Repeat every line below exactly, word for word.

□ □ □

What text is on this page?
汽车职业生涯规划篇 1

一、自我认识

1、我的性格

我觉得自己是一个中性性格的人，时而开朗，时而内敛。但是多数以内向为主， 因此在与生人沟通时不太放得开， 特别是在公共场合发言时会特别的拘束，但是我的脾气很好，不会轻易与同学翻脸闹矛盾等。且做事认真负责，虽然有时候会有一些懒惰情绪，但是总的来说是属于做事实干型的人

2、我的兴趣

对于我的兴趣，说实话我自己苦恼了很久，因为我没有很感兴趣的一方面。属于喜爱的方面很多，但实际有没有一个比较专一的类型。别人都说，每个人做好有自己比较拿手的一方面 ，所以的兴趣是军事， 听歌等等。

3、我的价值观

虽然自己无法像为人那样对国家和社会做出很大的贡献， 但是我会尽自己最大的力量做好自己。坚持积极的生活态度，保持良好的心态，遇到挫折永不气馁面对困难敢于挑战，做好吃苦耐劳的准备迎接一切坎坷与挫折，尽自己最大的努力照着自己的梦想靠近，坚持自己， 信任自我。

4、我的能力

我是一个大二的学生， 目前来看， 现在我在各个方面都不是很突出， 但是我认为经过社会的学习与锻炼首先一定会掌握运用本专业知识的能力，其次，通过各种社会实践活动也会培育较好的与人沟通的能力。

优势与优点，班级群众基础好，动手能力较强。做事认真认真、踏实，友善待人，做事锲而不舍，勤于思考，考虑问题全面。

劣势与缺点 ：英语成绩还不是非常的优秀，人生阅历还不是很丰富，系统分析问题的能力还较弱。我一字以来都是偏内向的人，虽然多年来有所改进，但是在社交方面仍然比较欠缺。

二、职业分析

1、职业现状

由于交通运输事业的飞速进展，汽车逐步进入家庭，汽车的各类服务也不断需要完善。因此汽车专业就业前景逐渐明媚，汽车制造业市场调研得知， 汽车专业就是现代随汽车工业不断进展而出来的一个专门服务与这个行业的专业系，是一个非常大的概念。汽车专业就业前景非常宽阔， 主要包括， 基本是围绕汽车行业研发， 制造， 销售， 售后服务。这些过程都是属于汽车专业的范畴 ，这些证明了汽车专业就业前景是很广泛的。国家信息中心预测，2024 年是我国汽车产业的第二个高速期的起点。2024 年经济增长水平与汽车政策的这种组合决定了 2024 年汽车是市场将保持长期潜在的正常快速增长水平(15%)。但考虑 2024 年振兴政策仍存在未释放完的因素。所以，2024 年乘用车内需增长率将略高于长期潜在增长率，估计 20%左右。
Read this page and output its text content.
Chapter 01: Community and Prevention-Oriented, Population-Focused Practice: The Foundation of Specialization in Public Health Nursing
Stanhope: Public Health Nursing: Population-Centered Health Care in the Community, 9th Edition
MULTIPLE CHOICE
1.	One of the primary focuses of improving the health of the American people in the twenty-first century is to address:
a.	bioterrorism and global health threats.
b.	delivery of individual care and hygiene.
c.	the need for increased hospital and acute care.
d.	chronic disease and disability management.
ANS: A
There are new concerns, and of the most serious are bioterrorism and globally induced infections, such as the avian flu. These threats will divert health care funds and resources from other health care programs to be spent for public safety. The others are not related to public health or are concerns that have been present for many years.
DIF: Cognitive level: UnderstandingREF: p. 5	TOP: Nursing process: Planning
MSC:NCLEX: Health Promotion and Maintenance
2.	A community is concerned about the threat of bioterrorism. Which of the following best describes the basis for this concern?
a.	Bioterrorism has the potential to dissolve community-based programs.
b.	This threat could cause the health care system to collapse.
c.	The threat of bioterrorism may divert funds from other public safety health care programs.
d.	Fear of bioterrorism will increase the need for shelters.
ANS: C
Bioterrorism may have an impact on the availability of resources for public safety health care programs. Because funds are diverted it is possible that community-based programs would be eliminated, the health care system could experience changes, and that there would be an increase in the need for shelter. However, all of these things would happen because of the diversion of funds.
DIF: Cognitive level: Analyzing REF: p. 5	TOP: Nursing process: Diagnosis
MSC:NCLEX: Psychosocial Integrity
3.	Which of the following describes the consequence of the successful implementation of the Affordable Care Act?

□ □ □

**In response**
What text is on this page?
汽车职业生涯规划篇 1

一、自我认识

1、我的性格

我觉得自己是一个中性性格的人，时而开朗，时而内敛。但是多数以内向为主， 因此在与生人沟通时不太放得开， 特别是在公共场合发言时会特别的拘束，但是我的脾气很好，不会轻易与同学翻脸闹矛盾等。且做事认真负责，虽然有时候会有一些懒惰情绪，但是总的来说是属于做事实干型的人

2、我的兴趣

对于我的兴趣，说实话我自己苦恼了很久，因为我没有很感兴趣的一方面。属于喜爱的方面很多，但实际有没有一个比较专一的类型。别人都说，每个人做好有自己比较拿手的一方面 ，所以的兴趣是军事， 听歌等等。

3、我的价值观

虽然自己无法像为人那样对国家和社会做出很大的贡献， 但是我会尽自己最大的力量做好自己。坚持积极的生活态度，保持良好的心态，遇到挫折永不气馁面对困难敢于挑战，做好吃苦耐劳的准备迎接一切坎坷与挫折，尽自己最大的努力照着自己的梦想靠近，坚持自己， 信任自我。

4、我的能力

我是一个大二的学生， 目前来看， 现在我在各个方面都不是很突出， 但是我认为经过社会的学习与锻炼首先一定会掌握运用本专业知识的能力，其次，通过各种社会实践活动也会培育较好的与人沟通的能力。

优势与优点，班级群众基础好，动手能力较强。做事认真认真、踏实，友善待人，做事锲而不舍，勤于思考，考虑问题全面。

劣势与缺点 ：英语成绩还不是非常的优秀，人生阅历还不是很丰富，系统分析问题的能力还较弱。我一字以来都是偏内向的人，虽然多年来有所改进，但是在社交方面仍然比较欠缺。

二、职业分析

1、职业现状

由于交通运输事业的飞速进展，汽车逐步进入家庭，汽车的各类服务也不断需要完善。因此汽车专业就业前景逐渐明媚，汽车制造业市场调研得知， 汽车专业就是现代随汽车工业不断进展而出来的一个专门服务与这个行业的专业系，是一个非常大的概念。汽车专业就业前景非常宽阔， 主要包括， 基本是围绕汽车行业研发， 制造， 销售， 售后服务。这些过程都是属于汽车专业的范畴 ，这些证明了汽车专业就业前景是很广泛的。国家信息中心预测，2024 年是我国汽车产业的第二个高速期的起点。2024 年经济增长水平与汽车政策的这种组合决定了 2024 年汽车是市场将保持长期潜在的正常快速增长水平(15%)。但考虑 2024 年振兴政策仍存在未释放完的因素。所以，2024 年乘用车内需增长率将略高于长期潜在增长率，估计 20%左右。
Read this page and output its text content.
Chapter 01: Community and Prevention-Oriented, Population-Focused Practice: The Foundation of Specialization in Public Health Nursing
Stanhope: Public Health Nursing: Population-Centered Health Care in the Community, 9th Edition
MULTIPLE CHOICE
1.	One of the primary focuses of improving the health of the American people in the twenty-first century is to address:
a.	bioterrorism and global health threats.
b.	delivery of individual care and hygiene.
c.	the need for increased hospital and acute care.
d.	chronic disease and disability management.
ANS: A
There are new concerns, and of the most serious are bioterrorism and globally induced infections, such as the avian flu. These threats will divert health care funds and resources from other health care programs to be spent for public safety. The others are not related to public health or are concerns that have been present for many years.
DIF: Cognitive level: UnderstandingREF: p. 5	TOP: Nursing process: Planning
MSC:NCLEX: Health Promotion and Maintenance
2.	A community is concerned about the threat of bioterrorism. Which of the following best describes the basis for this concern?
a.	Bioterrorism has the potential to dissolve community-based programs.
b.	This threat could cause the health care system to collapse.
c.	The threat of bioterrorism may divert funds from other public safety health care programs.
d.	Fear of bioterrorism will increase the need for shelters.
ANS: C
Bioterrorism may have an impact on the availability of resources for public safety health care programs. Because funds are diverted it is possible that community-based programs would be eliminated, the health care system could experience changes, and that there would be an increase in the need for shelter. However, all of these things would happen because of the diversion of funds.
DIF: Cognitive level: Analyzing REF: p. 5	TOP: Nursing process: Diagnosis
MSC:NCLEX: Psychosocial Integrity
3.	Which of the following describes the consequence of the successful implementation of the Affordable Care Act?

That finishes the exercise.